REQUIRED WORK: Which lines contain the word "Output"? Return each of them as written.

+++ THE INPUT +++

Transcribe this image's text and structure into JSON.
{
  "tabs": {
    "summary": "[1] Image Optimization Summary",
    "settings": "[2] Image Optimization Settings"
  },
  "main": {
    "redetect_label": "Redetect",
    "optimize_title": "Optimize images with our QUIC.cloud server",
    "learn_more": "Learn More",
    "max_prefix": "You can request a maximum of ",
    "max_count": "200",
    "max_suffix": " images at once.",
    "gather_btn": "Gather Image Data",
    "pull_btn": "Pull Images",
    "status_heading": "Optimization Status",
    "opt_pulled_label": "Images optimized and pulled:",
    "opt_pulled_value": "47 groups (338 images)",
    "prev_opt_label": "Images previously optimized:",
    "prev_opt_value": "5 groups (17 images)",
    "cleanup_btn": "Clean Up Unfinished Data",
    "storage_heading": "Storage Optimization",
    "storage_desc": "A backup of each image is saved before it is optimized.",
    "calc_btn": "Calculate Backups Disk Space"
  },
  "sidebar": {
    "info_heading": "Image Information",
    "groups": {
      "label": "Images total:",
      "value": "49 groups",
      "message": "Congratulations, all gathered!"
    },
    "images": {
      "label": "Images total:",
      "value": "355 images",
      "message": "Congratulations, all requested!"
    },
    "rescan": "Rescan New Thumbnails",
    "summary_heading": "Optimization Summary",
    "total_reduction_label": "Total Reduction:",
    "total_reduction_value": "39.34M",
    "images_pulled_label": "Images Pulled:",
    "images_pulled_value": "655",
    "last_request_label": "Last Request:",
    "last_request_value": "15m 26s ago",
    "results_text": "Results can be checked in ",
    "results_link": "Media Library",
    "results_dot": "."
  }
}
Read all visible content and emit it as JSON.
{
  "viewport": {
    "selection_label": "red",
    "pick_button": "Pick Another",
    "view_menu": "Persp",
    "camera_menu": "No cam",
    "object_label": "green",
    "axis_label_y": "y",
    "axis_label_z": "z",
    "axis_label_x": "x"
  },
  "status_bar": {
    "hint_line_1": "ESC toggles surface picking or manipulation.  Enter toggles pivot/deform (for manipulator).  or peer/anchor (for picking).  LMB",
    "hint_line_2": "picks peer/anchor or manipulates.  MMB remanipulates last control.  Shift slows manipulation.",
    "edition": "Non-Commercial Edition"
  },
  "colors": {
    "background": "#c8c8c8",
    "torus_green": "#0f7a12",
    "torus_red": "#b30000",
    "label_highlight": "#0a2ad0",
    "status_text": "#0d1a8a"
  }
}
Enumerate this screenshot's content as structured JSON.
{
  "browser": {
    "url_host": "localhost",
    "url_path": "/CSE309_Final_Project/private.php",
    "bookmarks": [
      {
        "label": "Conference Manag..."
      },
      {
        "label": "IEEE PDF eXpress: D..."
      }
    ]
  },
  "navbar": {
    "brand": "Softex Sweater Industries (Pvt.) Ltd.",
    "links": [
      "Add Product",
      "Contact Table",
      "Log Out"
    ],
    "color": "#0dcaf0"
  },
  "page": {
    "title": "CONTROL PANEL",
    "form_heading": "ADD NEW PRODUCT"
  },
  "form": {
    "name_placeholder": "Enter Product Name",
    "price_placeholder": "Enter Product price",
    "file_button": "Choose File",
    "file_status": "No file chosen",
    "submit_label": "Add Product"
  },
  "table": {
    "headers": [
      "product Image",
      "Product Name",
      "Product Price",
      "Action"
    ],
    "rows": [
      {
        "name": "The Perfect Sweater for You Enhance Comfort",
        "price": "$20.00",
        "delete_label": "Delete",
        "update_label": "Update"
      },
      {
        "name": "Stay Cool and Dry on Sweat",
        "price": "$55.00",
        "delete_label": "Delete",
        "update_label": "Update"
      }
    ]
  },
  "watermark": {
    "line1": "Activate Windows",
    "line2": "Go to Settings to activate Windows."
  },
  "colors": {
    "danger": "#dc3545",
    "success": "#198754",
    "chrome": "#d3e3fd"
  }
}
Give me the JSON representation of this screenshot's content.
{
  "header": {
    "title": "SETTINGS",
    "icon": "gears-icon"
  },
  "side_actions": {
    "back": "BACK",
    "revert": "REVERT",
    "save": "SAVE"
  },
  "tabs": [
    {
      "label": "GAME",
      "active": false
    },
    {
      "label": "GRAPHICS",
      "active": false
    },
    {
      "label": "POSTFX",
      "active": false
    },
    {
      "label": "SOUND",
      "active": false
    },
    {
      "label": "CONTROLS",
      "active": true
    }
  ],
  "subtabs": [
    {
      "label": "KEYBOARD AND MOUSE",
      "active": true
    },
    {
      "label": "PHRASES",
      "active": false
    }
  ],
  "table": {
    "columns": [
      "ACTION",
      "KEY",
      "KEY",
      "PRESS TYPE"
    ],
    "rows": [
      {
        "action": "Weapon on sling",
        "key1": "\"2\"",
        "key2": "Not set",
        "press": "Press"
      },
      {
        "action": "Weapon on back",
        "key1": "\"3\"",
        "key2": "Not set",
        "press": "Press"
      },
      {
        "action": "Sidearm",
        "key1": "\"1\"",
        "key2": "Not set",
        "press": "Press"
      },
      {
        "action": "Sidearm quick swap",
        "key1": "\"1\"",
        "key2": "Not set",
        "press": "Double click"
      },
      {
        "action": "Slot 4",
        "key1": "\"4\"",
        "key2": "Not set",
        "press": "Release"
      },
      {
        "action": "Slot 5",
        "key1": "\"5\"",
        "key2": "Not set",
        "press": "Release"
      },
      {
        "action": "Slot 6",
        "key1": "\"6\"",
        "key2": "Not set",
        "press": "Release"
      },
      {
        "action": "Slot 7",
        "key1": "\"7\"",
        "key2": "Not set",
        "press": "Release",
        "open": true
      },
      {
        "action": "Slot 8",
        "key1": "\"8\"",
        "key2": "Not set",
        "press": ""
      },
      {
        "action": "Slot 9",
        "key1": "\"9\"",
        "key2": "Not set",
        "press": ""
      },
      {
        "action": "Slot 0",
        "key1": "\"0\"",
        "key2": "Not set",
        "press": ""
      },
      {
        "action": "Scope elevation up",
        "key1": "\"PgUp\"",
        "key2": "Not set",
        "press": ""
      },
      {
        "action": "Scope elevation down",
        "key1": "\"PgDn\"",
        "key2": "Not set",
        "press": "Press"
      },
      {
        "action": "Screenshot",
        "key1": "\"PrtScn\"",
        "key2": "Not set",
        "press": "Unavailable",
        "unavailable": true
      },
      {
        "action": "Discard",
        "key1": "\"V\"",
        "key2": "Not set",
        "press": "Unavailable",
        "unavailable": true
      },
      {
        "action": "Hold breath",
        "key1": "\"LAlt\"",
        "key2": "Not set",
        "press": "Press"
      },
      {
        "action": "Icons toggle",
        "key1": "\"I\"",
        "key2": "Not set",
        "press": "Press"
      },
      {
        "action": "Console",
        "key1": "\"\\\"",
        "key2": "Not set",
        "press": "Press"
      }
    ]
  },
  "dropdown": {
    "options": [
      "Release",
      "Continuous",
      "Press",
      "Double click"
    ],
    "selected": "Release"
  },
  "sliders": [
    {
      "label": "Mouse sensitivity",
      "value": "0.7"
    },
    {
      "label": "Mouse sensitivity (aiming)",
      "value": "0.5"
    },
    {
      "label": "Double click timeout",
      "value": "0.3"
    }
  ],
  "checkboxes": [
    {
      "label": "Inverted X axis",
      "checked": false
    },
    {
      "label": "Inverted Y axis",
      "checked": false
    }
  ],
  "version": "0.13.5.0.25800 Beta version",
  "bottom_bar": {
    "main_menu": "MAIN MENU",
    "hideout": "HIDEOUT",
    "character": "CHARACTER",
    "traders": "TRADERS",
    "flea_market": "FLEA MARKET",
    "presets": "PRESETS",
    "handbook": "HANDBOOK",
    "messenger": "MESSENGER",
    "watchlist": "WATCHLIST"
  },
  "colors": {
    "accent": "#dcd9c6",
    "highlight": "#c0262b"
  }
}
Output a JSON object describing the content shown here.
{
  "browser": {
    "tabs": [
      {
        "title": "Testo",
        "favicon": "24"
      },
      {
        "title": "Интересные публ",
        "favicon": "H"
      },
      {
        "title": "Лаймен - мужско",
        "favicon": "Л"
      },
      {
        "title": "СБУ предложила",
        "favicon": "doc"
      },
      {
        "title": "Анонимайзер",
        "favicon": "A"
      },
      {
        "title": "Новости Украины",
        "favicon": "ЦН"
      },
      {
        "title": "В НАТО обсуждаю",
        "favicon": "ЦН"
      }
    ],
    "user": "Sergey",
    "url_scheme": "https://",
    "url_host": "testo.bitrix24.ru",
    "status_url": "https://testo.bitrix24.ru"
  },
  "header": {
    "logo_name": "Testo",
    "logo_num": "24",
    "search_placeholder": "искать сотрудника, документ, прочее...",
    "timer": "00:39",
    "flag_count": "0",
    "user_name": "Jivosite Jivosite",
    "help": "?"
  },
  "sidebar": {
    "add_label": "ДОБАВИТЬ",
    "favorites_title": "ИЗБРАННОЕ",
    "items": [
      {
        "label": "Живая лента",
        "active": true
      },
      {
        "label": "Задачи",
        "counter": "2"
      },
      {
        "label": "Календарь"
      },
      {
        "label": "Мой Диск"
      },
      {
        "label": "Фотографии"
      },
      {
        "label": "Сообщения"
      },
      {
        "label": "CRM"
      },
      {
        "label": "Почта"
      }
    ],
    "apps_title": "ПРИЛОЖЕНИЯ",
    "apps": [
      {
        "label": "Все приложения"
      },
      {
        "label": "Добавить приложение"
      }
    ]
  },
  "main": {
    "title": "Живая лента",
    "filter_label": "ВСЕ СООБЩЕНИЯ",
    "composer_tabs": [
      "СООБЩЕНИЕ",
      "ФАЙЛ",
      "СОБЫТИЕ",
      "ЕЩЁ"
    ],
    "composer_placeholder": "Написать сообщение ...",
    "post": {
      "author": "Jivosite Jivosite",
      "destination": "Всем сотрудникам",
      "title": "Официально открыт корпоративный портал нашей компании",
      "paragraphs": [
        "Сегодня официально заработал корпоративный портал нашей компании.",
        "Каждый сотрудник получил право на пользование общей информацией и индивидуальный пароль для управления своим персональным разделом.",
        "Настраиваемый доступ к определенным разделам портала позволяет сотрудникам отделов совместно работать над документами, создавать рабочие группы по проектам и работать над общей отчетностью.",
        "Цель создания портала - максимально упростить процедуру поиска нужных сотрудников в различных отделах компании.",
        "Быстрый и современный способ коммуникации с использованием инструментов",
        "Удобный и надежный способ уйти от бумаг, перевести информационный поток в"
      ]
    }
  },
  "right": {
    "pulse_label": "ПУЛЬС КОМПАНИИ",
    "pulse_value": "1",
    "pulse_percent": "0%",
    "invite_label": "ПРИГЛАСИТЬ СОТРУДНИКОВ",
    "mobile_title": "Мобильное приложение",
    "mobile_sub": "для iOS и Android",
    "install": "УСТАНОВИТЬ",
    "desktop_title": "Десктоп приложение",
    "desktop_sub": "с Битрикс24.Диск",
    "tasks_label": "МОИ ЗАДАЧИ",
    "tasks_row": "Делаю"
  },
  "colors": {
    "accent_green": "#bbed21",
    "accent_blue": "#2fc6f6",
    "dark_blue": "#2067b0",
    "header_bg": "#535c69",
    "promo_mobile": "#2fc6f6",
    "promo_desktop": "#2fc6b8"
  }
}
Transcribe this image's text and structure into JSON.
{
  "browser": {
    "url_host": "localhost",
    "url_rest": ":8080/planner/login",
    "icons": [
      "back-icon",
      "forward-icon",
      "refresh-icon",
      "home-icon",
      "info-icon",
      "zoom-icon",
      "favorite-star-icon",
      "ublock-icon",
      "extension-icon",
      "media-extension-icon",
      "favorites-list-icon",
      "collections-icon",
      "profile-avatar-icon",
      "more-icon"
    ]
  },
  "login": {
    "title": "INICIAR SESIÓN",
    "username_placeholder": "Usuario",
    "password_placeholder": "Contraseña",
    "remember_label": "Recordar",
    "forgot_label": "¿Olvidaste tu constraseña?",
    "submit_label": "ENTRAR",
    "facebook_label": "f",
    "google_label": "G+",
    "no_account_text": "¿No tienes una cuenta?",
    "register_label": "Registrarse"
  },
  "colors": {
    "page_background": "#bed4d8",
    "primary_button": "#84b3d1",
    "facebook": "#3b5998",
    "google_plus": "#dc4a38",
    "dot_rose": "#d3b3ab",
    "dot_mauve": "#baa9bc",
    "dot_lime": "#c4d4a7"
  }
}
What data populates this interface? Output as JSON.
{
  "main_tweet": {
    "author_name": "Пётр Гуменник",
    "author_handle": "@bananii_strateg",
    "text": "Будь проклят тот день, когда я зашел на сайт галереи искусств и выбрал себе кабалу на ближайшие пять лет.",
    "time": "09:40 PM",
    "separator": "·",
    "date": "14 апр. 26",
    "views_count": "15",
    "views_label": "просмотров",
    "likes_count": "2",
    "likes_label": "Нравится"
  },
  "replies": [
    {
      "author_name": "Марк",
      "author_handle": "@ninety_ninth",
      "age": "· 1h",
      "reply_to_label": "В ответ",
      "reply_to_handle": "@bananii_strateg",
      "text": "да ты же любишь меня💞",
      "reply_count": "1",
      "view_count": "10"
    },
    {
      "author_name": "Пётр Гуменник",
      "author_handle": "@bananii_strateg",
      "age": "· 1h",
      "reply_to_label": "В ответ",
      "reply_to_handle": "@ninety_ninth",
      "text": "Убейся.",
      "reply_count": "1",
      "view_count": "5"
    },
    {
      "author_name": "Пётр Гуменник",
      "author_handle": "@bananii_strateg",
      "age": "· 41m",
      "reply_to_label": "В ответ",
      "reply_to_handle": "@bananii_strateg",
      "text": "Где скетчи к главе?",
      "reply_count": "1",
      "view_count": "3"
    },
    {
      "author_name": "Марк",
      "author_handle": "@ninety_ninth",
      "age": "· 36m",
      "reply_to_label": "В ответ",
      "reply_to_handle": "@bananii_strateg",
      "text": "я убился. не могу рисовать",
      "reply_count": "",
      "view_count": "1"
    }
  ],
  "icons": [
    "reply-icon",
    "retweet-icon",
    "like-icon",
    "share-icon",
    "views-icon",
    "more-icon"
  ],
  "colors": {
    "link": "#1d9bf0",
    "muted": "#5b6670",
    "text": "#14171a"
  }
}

+++

TASK ANSWER:
Output a JSON object describing the content shown here.
What data populates this interface? Output as JSON.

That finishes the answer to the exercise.